### What is required
Set down the final stretch of the data, from the line that holds "OCR this image." through the last line, both included, with pictures left out.

### Rows

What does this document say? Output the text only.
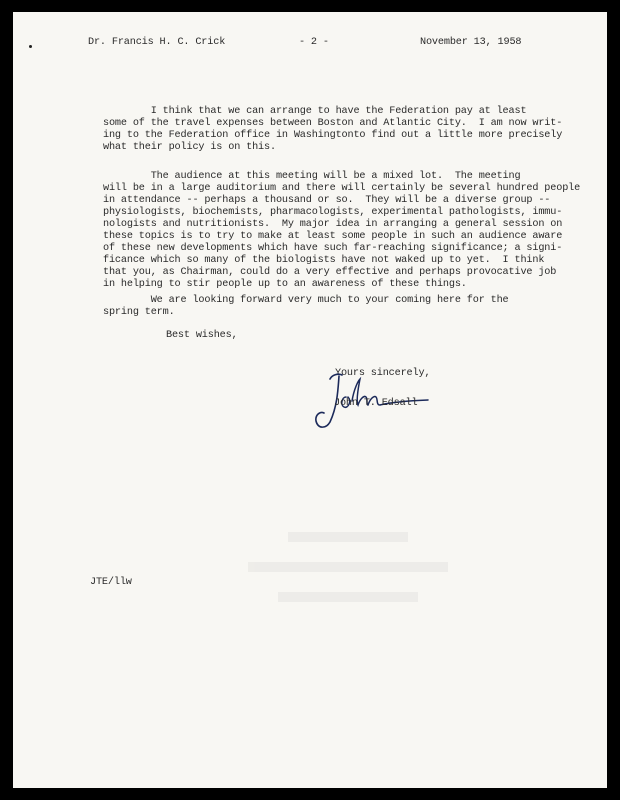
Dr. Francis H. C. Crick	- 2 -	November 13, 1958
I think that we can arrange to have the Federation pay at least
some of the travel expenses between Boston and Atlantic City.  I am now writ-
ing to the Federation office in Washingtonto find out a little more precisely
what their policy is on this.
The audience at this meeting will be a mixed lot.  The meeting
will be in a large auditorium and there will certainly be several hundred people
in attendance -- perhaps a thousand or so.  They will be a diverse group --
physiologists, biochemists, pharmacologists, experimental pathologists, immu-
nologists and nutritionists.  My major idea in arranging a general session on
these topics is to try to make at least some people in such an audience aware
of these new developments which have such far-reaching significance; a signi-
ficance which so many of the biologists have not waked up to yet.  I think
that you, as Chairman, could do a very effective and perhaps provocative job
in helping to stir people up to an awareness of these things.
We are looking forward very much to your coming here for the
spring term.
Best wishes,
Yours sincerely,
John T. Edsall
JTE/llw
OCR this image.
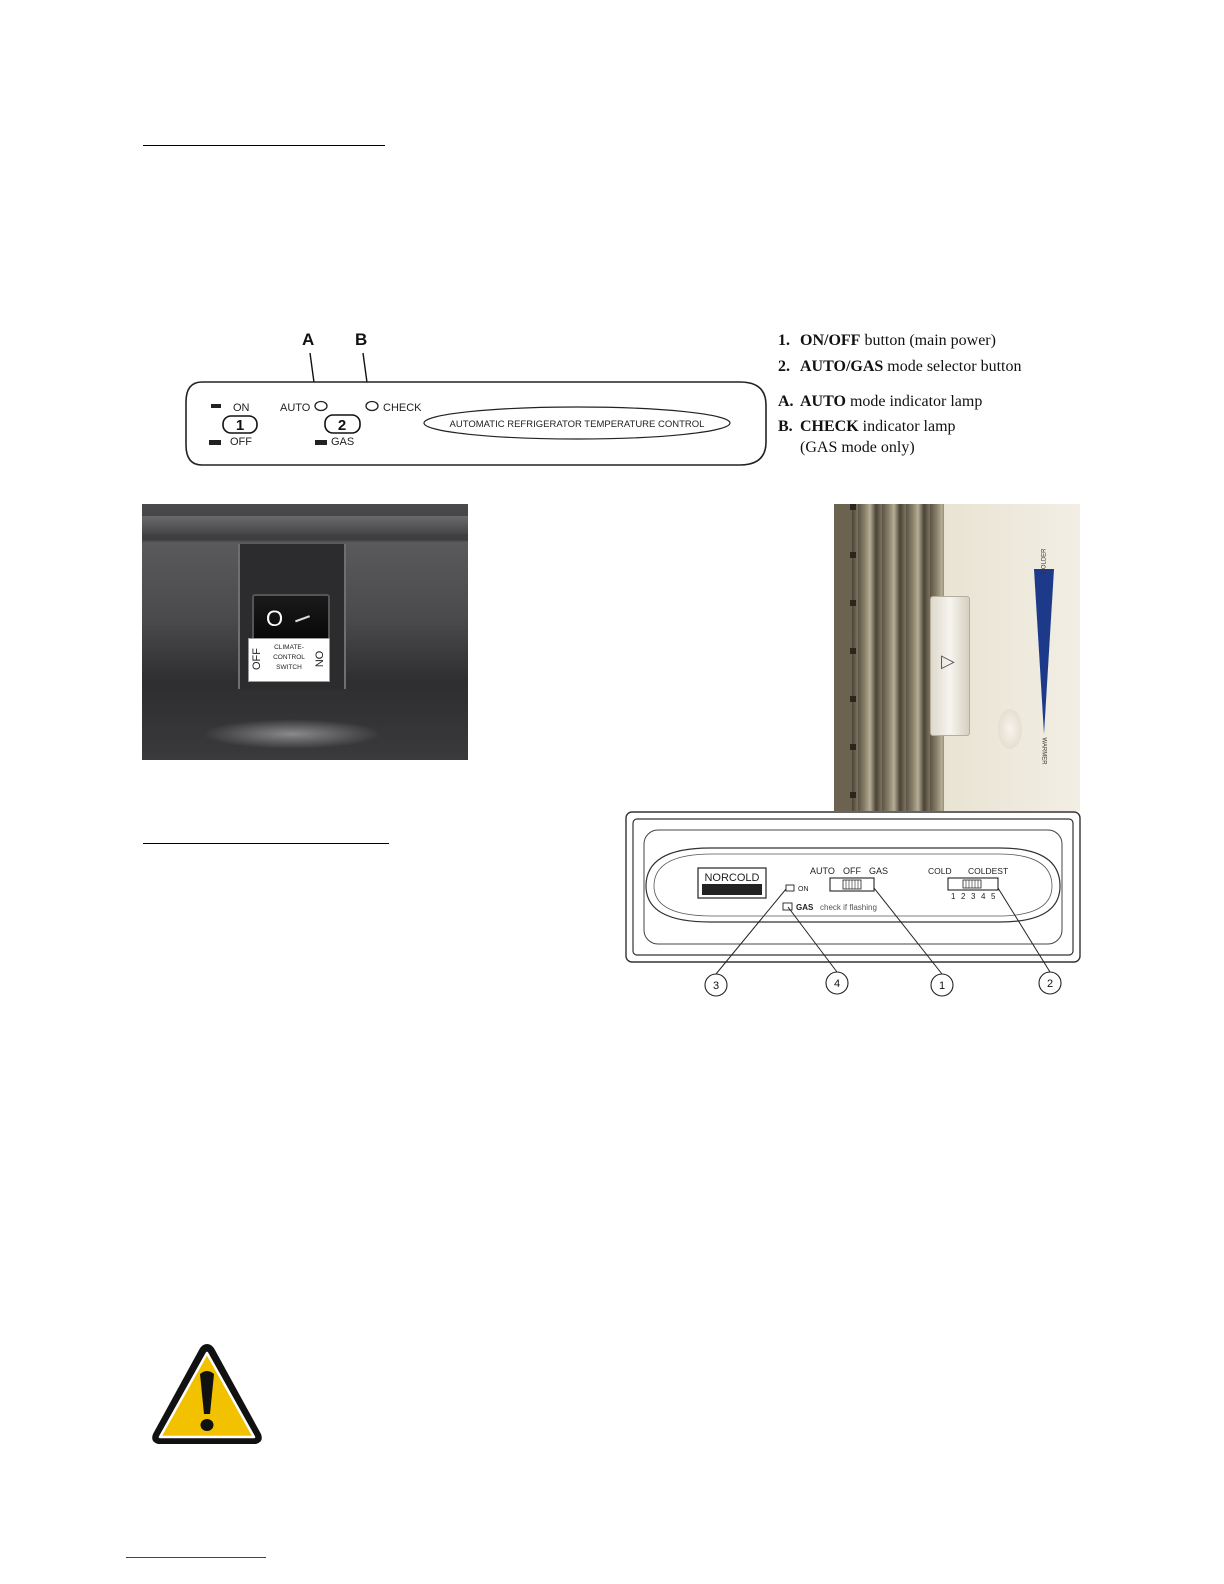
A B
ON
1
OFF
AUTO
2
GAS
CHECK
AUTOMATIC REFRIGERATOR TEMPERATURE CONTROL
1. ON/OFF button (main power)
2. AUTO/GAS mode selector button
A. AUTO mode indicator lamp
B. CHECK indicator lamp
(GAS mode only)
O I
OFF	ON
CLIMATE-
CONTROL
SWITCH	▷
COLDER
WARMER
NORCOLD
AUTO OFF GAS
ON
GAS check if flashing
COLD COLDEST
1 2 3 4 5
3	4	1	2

### Exercise answer
OCR this image.
A B
ON
1
OFF
AUTO
2
GAS
CHECK
AUTOMATIC REFRIGERATOR TEMPERATURE CONTROL
1. ON/OFF button (main power)
2. AUTO/GAS mode selector button
A. AUTO mode indicator lamp
B. CHECK indicator lamp
(GAS mode only)
O I
OFF	ON
CLIMATE-
CONTROL
SWITCH	▷
COLDER
WARMER
NORCOLD
AUTO OFF GAS
ON
GAS check if flashing
COLD COLDEST
1 2 3 4 5
3	4	1	2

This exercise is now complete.